• **STATED EXERCISE**
Filter the lines below, copying only those with the string "name".

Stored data
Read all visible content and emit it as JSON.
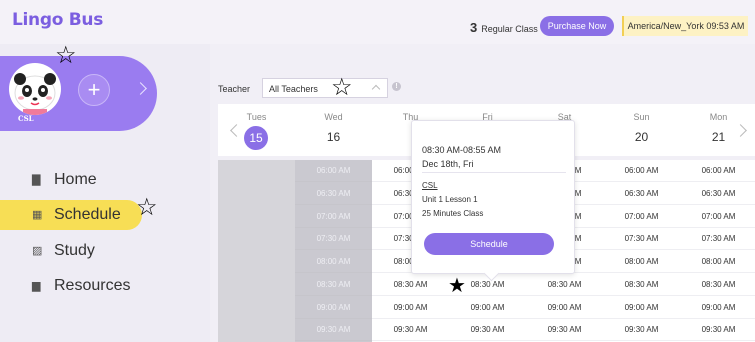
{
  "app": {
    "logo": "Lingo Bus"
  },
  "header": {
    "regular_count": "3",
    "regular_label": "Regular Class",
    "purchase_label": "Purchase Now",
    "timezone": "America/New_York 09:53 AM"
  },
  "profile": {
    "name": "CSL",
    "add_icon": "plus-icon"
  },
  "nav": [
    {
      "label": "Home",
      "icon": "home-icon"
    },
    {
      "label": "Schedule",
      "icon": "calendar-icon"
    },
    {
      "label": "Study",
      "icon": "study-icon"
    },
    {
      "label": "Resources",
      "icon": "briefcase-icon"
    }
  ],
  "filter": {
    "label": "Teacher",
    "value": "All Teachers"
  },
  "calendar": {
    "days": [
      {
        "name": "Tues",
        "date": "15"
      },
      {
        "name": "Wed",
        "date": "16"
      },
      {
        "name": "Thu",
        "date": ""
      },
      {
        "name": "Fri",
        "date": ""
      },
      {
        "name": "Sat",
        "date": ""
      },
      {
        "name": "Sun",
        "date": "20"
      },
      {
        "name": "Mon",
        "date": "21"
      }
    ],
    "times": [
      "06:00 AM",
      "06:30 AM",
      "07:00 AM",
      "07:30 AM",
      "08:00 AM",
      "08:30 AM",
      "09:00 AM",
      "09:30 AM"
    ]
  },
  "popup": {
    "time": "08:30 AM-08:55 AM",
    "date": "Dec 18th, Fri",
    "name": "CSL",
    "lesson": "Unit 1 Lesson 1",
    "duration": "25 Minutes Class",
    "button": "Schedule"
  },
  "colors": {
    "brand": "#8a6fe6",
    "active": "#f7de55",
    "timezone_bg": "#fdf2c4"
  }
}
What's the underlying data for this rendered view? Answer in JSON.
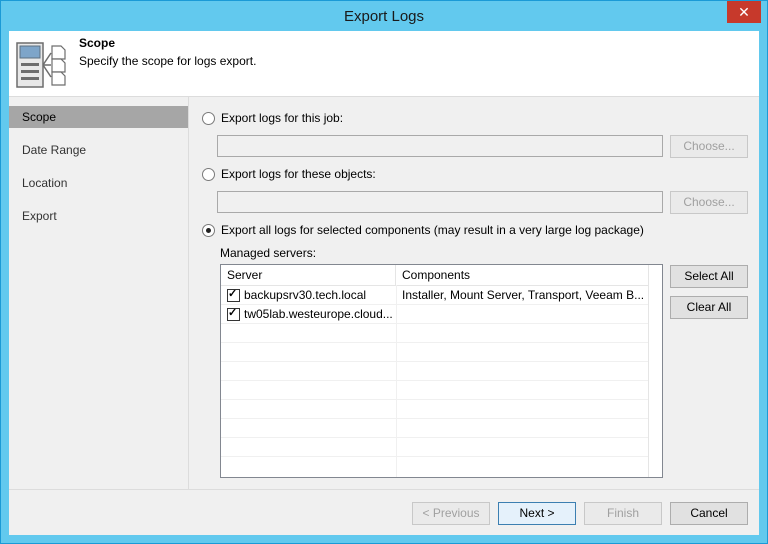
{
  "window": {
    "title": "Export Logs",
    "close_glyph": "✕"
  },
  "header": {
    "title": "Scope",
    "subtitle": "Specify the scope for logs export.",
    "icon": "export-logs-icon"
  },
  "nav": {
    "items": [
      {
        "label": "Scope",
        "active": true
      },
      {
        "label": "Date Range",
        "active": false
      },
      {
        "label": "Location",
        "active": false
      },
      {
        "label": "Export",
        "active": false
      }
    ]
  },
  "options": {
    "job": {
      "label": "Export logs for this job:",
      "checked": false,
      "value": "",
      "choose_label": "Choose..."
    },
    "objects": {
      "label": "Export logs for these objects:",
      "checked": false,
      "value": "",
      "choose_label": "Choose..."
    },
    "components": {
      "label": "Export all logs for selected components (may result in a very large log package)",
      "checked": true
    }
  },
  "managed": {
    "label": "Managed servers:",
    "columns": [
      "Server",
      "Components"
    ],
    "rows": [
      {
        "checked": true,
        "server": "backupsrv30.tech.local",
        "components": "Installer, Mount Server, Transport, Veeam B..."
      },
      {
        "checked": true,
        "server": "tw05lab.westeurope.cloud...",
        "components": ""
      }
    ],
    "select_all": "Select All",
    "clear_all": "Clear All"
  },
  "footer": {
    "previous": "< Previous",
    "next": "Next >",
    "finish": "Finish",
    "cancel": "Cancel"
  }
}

• **RESULT OF THE EXERCISE**
    "name": "CSL",
        "name": "Tues",
        "name": "Wed",
        "name": "Thu",
        "name": "Fri",
        "name": "Sat",
        "name": "Sun",
        "name": "Mon",
    "name": "CSL",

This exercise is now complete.